* _Aim of the exercise_
Only the number is wanted: how many lines of these entries contain the word "Régression"?

* _Records for this exercise_
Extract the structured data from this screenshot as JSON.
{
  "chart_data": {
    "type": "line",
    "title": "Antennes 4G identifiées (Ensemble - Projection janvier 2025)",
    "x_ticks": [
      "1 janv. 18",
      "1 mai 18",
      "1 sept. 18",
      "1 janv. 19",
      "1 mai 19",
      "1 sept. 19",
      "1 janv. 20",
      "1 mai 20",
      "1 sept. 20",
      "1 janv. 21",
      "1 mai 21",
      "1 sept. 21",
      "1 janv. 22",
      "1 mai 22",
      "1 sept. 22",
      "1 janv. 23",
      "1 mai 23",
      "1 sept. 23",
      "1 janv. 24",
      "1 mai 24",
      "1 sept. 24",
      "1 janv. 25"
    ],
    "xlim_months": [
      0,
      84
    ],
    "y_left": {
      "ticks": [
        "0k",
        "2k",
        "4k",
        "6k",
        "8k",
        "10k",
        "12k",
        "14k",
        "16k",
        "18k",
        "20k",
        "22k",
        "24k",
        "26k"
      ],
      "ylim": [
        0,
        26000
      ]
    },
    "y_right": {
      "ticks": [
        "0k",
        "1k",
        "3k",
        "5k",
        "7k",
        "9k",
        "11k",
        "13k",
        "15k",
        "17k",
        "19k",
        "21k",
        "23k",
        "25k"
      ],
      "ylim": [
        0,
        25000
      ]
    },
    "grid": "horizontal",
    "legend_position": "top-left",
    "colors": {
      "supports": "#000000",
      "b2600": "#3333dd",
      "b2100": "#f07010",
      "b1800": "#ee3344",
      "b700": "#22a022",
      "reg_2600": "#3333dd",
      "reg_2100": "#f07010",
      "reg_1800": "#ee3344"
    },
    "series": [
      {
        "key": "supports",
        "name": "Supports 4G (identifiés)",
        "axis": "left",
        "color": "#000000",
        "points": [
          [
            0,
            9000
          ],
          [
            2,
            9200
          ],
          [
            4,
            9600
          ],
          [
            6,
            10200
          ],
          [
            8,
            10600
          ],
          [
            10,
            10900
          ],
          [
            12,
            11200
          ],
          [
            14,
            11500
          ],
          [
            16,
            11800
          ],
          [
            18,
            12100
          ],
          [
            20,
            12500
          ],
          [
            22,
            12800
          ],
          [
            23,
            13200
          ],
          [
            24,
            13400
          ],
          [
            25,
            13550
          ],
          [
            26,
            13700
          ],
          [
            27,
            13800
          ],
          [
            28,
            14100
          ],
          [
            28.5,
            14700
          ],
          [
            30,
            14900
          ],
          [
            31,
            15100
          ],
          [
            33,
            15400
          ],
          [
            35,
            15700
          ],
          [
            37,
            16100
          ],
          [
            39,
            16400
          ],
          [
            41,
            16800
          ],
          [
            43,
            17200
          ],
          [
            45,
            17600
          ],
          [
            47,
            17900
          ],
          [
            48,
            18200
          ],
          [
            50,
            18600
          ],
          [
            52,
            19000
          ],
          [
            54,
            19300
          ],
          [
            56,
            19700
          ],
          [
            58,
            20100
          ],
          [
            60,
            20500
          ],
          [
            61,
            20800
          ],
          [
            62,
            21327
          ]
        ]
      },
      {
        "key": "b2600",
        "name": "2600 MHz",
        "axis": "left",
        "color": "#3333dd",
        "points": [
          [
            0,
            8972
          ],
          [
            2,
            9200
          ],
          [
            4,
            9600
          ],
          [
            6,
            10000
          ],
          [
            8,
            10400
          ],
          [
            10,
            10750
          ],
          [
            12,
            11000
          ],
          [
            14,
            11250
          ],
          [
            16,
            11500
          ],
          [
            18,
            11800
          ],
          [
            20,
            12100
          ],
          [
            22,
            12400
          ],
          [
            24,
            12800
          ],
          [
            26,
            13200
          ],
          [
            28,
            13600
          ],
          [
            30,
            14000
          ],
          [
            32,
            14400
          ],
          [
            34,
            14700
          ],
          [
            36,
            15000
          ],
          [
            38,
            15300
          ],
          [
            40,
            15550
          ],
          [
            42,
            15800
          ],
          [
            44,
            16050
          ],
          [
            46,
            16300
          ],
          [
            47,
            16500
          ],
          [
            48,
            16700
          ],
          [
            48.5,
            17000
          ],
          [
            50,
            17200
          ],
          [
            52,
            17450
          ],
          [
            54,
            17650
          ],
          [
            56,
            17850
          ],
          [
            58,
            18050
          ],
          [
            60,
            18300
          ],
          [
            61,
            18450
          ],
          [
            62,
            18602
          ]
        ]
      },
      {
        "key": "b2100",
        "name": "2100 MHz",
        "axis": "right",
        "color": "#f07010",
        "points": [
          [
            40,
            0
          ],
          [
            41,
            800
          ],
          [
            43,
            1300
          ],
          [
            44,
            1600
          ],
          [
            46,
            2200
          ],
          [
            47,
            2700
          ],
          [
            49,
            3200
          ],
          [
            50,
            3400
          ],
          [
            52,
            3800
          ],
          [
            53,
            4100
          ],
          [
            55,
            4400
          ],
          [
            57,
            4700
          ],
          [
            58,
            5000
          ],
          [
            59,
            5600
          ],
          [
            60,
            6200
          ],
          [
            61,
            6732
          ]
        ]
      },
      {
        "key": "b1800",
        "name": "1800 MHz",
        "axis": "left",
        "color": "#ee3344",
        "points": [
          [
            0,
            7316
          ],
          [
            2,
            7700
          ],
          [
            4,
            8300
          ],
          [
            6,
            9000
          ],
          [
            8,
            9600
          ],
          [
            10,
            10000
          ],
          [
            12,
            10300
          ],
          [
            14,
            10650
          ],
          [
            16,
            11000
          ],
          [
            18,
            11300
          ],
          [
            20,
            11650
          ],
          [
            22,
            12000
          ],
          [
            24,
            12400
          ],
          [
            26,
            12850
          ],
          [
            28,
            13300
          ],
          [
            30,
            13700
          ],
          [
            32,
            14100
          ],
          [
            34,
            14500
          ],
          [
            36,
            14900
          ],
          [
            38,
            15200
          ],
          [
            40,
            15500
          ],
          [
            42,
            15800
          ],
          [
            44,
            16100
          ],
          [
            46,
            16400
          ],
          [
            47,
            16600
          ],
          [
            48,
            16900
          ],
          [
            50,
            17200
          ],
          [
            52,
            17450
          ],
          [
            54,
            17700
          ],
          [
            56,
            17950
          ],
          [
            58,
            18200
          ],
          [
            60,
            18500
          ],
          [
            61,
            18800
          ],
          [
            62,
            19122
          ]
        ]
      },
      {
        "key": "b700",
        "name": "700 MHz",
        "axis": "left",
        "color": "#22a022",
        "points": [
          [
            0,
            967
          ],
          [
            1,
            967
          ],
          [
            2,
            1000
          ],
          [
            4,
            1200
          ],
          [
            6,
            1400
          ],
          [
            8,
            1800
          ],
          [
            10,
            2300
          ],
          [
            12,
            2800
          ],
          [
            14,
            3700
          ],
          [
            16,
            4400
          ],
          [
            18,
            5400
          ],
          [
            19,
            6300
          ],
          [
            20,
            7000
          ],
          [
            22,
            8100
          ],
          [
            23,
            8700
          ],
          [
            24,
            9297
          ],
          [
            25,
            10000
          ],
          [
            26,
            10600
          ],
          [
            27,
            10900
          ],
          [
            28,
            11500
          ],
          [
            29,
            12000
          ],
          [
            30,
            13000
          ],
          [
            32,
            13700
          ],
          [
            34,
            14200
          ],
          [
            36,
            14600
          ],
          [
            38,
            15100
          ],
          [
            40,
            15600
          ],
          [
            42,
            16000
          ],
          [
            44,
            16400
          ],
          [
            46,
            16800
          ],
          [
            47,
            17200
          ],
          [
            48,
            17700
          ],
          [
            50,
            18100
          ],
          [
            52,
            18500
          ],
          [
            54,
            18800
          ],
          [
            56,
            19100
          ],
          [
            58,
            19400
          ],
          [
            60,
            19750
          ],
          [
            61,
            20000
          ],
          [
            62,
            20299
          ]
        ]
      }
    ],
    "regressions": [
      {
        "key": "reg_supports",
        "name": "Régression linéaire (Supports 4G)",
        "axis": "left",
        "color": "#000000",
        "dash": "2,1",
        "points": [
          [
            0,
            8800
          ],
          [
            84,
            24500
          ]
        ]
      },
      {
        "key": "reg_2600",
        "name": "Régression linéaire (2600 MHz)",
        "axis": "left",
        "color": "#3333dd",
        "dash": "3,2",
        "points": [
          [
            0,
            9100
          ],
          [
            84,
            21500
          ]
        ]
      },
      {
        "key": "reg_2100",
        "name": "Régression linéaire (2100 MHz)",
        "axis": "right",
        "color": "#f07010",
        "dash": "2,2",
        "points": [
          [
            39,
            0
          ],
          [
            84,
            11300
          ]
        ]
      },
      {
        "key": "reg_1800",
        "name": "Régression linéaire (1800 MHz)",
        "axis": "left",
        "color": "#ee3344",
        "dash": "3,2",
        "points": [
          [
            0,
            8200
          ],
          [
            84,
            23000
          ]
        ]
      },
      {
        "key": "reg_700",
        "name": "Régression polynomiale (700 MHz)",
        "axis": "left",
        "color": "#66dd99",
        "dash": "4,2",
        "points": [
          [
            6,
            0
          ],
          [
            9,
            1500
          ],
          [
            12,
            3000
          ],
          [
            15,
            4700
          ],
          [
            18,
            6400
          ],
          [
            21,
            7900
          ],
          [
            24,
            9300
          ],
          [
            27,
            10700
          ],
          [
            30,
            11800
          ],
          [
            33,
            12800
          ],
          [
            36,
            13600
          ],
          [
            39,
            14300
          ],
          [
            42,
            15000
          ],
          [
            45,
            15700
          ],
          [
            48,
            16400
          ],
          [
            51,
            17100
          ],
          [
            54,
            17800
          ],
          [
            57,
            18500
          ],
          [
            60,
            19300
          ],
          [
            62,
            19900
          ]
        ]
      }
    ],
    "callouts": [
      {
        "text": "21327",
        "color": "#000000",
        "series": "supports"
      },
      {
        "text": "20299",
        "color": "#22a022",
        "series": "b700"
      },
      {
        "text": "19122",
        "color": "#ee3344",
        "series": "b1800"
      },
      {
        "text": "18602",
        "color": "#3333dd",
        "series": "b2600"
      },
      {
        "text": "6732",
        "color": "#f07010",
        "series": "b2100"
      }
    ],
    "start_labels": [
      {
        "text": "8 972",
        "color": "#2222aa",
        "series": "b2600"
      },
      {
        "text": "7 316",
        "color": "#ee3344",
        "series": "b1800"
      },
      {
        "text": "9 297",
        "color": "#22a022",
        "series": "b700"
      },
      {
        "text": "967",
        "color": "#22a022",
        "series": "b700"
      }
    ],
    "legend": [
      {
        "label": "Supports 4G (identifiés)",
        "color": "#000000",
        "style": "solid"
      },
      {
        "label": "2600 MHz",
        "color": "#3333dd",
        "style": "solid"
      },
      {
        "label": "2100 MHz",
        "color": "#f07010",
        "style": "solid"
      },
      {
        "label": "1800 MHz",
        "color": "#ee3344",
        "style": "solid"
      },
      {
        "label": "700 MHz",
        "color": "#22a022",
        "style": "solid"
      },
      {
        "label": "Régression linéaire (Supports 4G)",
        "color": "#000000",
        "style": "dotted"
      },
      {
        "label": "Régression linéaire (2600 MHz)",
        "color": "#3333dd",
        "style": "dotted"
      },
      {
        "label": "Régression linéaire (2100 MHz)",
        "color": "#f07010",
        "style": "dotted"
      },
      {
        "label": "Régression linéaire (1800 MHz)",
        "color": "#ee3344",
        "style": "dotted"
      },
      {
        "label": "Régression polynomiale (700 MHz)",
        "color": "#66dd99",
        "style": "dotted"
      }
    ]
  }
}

* _The reply_
10